■ **Short task**
Looking through the listing, how many of its lines hold the word "Comercio"? Answer with only the number.

%%

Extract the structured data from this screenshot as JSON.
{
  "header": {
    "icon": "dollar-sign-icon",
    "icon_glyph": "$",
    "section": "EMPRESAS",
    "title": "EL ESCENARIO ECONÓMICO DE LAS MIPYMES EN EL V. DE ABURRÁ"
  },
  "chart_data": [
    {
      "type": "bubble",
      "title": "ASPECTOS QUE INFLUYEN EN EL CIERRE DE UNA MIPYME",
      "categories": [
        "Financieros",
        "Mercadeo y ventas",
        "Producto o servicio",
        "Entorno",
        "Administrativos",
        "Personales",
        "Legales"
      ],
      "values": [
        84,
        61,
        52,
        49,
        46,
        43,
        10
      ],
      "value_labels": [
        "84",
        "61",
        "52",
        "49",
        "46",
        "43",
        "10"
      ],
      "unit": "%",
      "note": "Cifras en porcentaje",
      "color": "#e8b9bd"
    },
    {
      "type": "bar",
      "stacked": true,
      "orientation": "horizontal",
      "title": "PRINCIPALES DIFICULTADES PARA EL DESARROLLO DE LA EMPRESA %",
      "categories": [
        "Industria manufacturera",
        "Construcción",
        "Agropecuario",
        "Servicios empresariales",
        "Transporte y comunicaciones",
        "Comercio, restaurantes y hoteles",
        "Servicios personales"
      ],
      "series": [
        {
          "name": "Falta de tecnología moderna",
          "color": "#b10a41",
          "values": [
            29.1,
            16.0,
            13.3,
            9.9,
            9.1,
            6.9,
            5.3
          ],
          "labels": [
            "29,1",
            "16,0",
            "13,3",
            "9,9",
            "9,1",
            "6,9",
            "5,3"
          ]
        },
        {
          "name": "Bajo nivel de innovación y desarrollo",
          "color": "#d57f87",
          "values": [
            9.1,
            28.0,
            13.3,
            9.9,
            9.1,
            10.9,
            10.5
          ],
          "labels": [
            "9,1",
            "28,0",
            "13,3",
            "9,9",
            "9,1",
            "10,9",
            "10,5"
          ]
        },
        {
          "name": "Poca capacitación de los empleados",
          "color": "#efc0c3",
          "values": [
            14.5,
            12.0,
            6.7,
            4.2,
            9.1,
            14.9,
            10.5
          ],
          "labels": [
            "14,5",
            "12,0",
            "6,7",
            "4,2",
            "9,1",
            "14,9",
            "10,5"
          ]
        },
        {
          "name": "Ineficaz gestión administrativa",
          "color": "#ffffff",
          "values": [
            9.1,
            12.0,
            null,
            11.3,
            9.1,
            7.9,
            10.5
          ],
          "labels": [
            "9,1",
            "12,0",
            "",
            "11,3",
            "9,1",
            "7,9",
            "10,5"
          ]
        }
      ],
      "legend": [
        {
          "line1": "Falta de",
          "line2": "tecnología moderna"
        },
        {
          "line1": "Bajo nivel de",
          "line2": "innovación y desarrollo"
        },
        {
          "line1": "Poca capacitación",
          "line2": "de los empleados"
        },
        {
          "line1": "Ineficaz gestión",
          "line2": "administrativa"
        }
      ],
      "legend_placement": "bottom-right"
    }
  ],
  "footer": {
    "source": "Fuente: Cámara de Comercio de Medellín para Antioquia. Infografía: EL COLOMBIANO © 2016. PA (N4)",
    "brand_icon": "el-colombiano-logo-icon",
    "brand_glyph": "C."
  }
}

%%

■ **Task response**
2